> _GOAL_: Your reply should be a single number: how many lines contain the string "Healthcare".

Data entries

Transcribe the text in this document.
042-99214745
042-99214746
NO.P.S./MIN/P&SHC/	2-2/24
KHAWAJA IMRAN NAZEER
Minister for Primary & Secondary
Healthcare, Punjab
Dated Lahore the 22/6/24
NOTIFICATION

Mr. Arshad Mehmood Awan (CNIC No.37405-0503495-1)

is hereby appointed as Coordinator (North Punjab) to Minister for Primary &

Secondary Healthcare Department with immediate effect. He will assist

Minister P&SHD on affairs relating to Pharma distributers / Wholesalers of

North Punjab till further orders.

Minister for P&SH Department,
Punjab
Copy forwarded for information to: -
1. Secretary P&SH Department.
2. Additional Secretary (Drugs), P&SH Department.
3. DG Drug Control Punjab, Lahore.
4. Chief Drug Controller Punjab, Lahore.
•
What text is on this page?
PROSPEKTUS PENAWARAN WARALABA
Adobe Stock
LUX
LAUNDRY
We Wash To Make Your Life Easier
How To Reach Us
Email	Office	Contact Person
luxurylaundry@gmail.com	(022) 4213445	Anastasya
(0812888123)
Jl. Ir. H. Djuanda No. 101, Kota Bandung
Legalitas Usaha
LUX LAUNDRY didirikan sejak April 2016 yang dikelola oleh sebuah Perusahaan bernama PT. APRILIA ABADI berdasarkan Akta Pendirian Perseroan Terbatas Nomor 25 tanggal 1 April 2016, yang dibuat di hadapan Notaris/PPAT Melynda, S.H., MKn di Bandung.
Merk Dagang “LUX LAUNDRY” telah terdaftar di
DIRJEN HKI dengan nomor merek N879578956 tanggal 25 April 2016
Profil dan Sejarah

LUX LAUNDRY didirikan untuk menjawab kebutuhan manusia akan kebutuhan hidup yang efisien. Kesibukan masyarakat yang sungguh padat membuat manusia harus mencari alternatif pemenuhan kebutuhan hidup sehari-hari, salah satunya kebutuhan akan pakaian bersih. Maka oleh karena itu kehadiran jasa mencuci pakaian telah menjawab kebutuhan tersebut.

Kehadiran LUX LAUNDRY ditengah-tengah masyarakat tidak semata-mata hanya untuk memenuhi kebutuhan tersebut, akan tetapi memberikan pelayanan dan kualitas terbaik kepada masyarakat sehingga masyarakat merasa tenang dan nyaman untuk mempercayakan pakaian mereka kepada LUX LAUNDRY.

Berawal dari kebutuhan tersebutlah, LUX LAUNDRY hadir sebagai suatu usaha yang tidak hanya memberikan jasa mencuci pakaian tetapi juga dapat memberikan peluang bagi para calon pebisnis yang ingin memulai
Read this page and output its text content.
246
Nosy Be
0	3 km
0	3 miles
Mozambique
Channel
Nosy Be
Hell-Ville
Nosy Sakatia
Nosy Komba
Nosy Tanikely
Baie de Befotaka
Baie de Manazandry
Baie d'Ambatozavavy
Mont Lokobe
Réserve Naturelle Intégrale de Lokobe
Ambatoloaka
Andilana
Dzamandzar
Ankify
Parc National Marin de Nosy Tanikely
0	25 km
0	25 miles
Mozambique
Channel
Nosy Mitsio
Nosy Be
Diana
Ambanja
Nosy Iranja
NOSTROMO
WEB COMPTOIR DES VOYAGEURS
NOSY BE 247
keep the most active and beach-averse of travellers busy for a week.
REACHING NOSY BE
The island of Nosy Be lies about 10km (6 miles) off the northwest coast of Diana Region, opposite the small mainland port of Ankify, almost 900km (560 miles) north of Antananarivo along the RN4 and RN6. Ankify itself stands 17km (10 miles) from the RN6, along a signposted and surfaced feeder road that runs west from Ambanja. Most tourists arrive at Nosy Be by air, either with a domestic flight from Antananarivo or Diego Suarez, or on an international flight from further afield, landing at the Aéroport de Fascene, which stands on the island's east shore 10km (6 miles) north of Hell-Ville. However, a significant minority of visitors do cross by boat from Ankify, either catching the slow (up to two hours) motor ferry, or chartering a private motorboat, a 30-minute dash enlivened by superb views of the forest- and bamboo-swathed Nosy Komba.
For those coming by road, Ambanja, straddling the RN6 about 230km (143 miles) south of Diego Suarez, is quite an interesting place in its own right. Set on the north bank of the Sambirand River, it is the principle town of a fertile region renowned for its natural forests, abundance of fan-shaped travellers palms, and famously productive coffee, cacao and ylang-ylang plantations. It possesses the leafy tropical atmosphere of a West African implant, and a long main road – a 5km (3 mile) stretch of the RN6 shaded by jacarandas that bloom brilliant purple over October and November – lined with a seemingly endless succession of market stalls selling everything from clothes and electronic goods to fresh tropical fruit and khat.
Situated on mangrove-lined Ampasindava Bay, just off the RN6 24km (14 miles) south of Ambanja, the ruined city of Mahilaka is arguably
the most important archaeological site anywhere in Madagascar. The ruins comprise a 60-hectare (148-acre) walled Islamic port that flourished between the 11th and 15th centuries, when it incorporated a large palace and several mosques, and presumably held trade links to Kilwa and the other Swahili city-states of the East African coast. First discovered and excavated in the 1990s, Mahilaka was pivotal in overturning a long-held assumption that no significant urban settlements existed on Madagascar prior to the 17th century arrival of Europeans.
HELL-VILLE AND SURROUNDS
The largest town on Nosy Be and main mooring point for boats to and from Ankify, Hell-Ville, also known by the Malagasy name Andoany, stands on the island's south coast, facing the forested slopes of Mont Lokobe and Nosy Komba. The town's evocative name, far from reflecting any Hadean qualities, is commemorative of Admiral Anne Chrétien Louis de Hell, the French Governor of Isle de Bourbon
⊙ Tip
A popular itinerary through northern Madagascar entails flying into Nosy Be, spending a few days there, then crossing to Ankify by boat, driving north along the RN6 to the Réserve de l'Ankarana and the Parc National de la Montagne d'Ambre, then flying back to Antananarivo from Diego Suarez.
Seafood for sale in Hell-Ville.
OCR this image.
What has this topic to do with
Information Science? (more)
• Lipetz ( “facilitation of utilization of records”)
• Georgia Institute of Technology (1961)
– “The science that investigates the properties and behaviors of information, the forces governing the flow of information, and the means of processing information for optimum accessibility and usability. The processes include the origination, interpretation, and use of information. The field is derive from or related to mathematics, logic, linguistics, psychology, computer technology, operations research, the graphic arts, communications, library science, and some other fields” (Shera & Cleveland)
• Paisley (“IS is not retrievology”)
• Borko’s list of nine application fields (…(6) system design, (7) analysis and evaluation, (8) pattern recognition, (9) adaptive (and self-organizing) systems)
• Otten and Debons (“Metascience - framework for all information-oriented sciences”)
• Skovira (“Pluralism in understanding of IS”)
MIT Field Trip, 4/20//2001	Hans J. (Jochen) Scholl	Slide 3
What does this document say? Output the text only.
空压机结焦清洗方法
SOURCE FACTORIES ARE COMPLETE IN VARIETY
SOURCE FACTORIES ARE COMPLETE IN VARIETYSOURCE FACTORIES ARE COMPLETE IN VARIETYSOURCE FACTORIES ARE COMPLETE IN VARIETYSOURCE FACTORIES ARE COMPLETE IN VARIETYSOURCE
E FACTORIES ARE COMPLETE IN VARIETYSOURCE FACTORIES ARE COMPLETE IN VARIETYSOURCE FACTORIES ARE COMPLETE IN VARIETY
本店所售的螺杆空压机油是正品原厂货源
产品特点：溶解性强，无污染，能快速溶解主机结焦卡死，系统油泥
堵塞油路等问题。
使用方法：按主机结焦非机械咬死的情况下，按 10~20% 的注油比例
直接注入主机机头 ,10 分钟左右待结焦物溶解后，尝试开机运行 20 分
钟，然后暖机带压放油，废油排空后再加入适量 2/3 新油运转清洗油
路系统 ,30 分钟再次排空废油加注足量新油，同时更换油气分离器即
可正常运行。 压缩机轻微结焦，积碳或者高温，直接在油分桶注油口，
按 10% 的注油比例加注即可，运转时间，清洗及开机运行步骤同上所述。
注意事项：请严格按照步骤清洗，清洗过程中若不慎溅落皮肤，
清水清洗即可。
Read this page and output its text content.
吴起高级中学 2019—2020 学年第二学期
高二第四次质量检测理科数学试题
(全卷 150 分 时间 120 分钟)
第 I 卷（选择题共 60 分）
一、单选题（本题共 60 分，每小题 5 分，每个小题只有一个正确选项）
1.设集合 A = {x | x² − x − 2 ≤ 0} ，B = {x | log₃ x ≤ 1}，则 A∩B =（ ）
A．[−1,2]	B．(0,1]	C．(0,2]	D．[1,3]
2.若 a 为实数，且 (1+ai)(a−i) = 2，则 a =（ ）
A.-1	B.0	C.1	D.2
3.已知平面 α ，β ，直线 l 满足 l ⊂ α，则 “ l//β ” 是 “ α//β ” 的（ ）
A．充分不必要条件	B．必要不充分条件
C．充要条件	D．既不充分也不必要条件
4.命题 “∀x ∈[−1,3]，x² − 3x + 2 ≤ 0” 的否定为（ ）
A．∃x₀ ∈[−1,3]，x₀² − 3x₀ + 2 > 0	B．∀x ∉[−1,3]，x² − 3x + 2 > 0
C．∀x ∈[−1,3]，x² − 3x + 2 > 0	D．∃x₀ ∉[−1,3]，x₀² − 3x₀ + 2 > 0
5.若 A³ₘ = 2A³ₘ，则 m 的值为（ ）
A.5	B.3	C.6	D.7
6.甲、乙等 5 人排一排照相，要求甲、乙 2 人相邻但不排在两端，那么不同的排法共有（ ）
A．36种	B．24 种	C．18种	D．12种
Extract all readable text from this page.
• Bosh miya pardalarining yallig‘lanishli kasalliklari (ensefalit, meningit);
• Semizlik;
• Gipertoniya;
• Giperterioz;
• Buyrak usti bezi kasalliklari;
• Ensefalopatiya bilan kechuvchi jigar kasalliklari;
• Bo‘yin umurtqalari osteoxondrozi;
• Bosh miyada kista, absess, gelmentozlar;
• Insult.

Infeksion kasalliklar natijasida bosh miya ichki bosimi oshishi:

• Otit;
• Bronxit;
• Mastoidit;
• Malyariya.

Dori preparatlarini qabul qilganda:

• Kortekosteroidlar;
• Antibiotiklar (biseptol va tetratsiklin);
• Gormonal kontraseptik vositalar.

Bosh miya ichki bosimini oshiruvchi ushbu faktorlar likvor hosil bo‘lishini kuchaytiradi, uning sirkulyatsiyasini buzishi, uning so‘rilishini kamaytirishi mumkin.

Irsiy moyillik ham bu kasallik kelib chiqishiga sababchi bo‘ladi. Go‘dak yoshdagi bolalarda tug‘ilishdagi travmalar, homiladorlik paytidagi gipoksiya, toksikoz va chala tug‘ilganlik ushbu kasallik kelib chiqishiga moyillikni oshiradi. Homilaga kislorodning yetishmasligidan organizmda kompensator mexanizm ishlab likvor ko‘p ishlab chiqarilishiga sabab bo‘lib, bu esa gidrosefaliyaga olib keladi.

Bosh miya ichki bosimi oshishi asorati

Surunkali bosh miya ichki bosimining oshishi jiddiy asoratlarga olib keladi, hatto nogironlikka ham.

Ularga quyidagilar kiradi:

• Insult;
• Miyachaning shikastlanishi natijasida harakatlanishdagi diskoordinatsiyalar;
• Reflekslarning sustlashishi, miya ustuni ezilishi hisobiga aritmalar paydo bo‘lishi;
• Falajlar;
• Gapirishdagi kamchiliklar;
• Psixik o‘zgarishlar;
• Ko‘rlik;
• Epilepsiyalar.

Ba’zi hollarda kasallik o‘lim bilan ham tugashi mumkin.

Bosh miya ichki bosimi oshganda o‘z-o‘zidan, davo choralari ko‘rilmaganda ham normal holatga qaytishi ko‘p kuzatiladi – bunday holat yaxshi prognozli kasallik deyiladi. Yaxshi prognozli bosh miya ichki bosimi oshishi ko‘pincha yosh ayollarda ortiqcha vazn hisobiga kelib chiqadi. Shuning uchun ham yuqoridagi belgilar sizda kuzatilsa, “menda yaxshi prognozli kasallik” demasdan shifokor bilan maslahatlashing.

> _EXPECTED ANSWER_: 2